(Dataset entries)
#####
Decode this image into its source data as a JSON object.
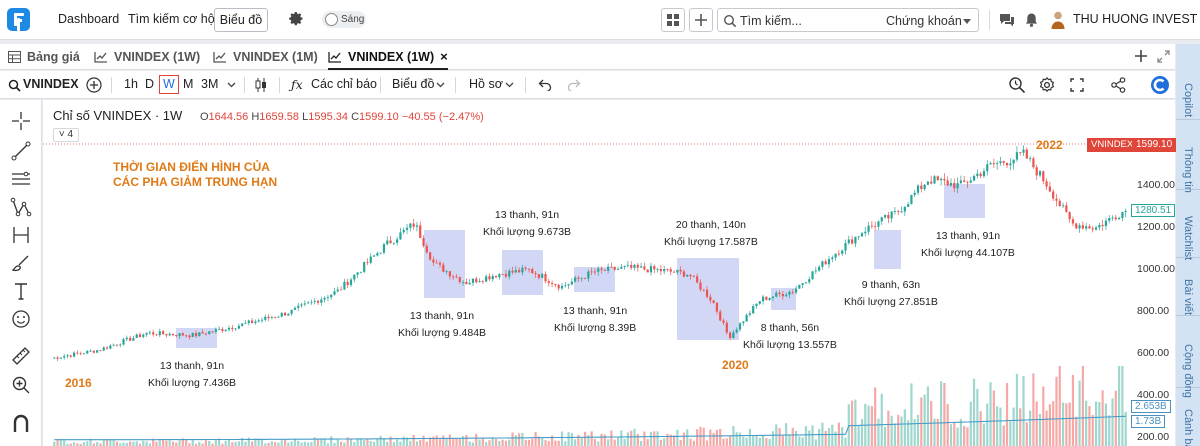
{
  "topnav": {
    "links": [
      "Dashboard",
      "Tìm kiếm cơ hội"
    ],
    "active_button": "Biểu đồ",
    "theme_label": "Sáng",
    "search_placeholder": "Tìm kiếm...",
    "search_scope": "Chứng khoán",
    "user_name": "THU HUONG INVEST"
  },
  "tabs": {
    "items": [
      {
        "label": "Bảng giá"
      },
      {
        "label": "VNINDEX (1W)"
      },
      {
        "label": "VNINDEX (1M)"
      },
      {
        "label": "VNINDEX (1W)",
        "active": true
      }
    ],
    "close_glyph": "×"
  },
  "toolbar": {
    "symbol": "VNINDEX",
    "intervals": [
      "1h",
      "D",
      "W",
      "M",
      "3M"
    ],
    "selected_interval": "W",
    "indicators_label": "Các chỉ báo",
    "chart_label": "Biểu đồ",
    "profile_label": "Hồ sơ"
  },
  "right_panel": {
    "tabs": [
      "Copilot",
      "Thông tin",
      "Watchlist",
      "Bài viết",
      "Cộng đồng",
      "Cảnh báo"
    ]
  },
  "chart": {
    "title": "Chỉ số VNINDEX · 1W",
    "ohlc": {
      "o_label": "O",
      "o": "1644.56",
      "h_label": "H",
      "h": "1659.58",
      "l_label": "L",
      "l": "1595.34",
      "c_label": "C",
      "c": "1599.10",
      "change": "−40.55 (−2.47%)"
    },
    "collapse_label": "4",
    "headline": [
      "THỜI GIAN ĐIỂN HÌNH CỦA",
      "CÁC PHA GIẢM TRUNG HẠN"
    ],
    "years": [
      "2016",
      "2020",
      "2022"
    ],
    "annotations": [
      {
        "l1": "13 thanh, 91n",
        "l2": "Khối lượng 7.436B"
      },
      {
        "l1": "13 thanh, 91n",
        "l2": "Khối lượng 9.484B"
      },
      {
        "l1": "13 thanh, 91n",
        "l2": "Khối lượng 9.673B"
      },
      {
        "l1": "13 thanh, 91n",
        "l2": "Khối lượng 8.39B"
      },
      {
        "l1": "20 thanh, 140n",
        "l2": "Khối lượng 17.587B"
      },
      {
        "l1": "8 thanh, 56n",
        "l2": "Khối lượng 13.557B"
      },
      {
        "l1": "9 thanh, 63n",
        "l2": "Khối lượng 27.851B"
      },
      {
        "l1": "13 thanh, 91n",
        "l2": "Khối lượng 44.107B"
      }
    ],
    "price_tag_symbol": "VNINDEX",
    "price_tag_value": "1599.10",
    "ma_tag": "1280.51",
    "vol_tag_1": "2.653B",
    "vol_tag_2": "1.73B",
    "y_ticks": [
      "1400.00",
      "1200.00",
      "1000.00",
      "800.00",
      "600.00",
      "400.00",
      "200.00"
    ],
    "colors": {
      "up": "#26a69a",
      "down": "#ef5350",
      "highlight": "#c5cdf1",
      "annotation_orange": "#e07a16",
      "ma_line": "#26a69a"
    }
  },
  "chart_data": {
    "type": "candlestick",
    "title": "Chỉ số VNINDEX · 1W",
    "x": [
      "2016",
      "2020",
      "2022"
    ],
    "y_ticks": [
      200,
      400,
      600,
      800,
      1000,
      1200,
      1400
    ],
    "series": [
      {
        "values": [
          [
            2016.0,
            560
          ],
          [
            2016.3,
            600
          ],
          [
            2016.6,
            680
          ],
          [
            2016.9,
            670
          ],
          [
            2017.2,
            720
          ],
          [
            2017.5,
            780
          ],
          [
            2017.8,
            880
          ],
          [
            2018.1,
            1100
          ],
          [
            2018.28,
            1200
          ],
          [
            2018.4,
            1010
          ],
          [
            2018.6,
            920
          ],
          [
            2018.8,
            960
          ],
          [
            2019.0,
            980
          ],
          [
            2019.2,
            900
          ],
          [
            2019.4,
            970
          ],
          [
            2019.6,
            990
          ],
          [
            2019.8,
            980
          ],
          [
            2020.0,
            960
          ],
          [
            2020.15,
            830
          ],
          [
            2020.25,
            660
          ],
          [
            2020.45,
            840
          ],
          [
            2020.65,
            880
          ],
          [
            2020.9,
            1050
          ],
          [
            2021.1,
            1170
          ],
          [
            2021.3,
            1250
          ],
          [
            2021.5,
            1410
          ],
          [
            2021.7,
            1380
          ],
          [
            2021.9,
            1480
          ],
          [
            2022.0,
            1500
          ],
          [
            2022.1,
            1530
          ],
          [
            2022.25,
            1380
          ],
          [
            2022.4,
            1200
          ],
          [
            2022.55,
            1180
          ],
          [
            2022.7,
            1250
          ],
          [
            2022.8,
            1280
          ]
        ]
      }
    ]
  }
}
#####
Copy every line above that includes the string "VNINDEX".

        "label": "VNINDEX (1W)"
        "label": "VNINDEX (1M)"
        "label": "VNINDEX (1W)",
    "symbol": "VNINDEX",
    "title": "Chỉ số VNINDEX · 1W",
    "price_tag_symbol": "VNINDEX",
    "title": "Chỉ số VNINDEX · 1W",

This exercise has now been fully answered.